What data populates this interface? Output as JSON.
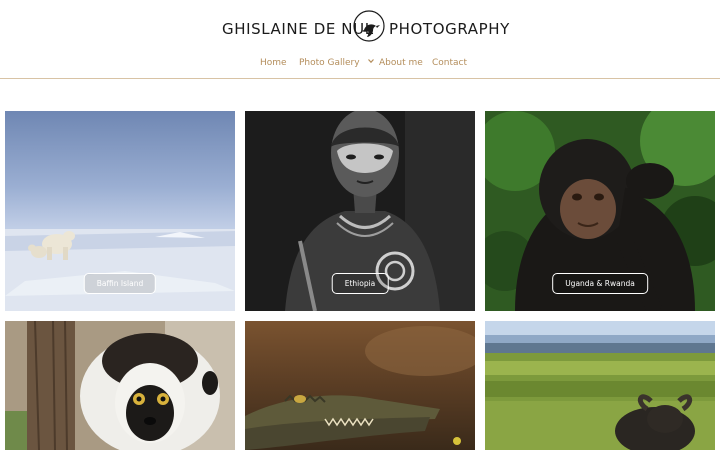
{
  "brand": {
    "name_left": "GHISLAINE DE NUL",
    "name_right": "PHOTOGRAPHY",
    "logo_icon": "bird-in-circle-icon"
  },
  "nav": {
    "items": [
      {
        "label": "Home"
      },
      {
        "label": "Photo Gallery",
        "icon": "chevron-down-icon"
      },
      {
        "label": "About me"
      },
      {
        "label": "Contact"
      }
    ]
  },
  "colors": {
    "nav_text": "#b48e5c",
    "rule": "#d8c3a5",
    "logo_text": "#1b1b1b"
  },
  "gallery": {
    "tiles": [
      {
        "label": "Baffin Island",
        "subject": "polar bears on snow"
      },
      {
        "label": "Ethiopia",
        "subject": "portrait with painted face, black and white"
      },
      {
        "label": "Uganda & Rwanda",
        "subject": "chimpanzee in forest"
      },
      {
        "label": "",
        "subject": "sifaka lemur"
      },
      {
        "label": "",
        "subject": "crocodile head"
      },
      {
        "label": "",
        "subject": "buffalo in savanna"
      }
    ]
  }
}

· · · ·

▶ _What you are asked to do_
Scan the material above for the string "label" and report each line where you find it.

▶ _Result of the task_
        "label": "Home"
        "label": "Photo Gallery",
        "label": "About me"
        "label": "Contact"
        "label": "Baffin Island",
        "label": "Ethiopia",
        "label": "Uganda & Rwanda",
        "label": "",
        "label": "",
        "label": "",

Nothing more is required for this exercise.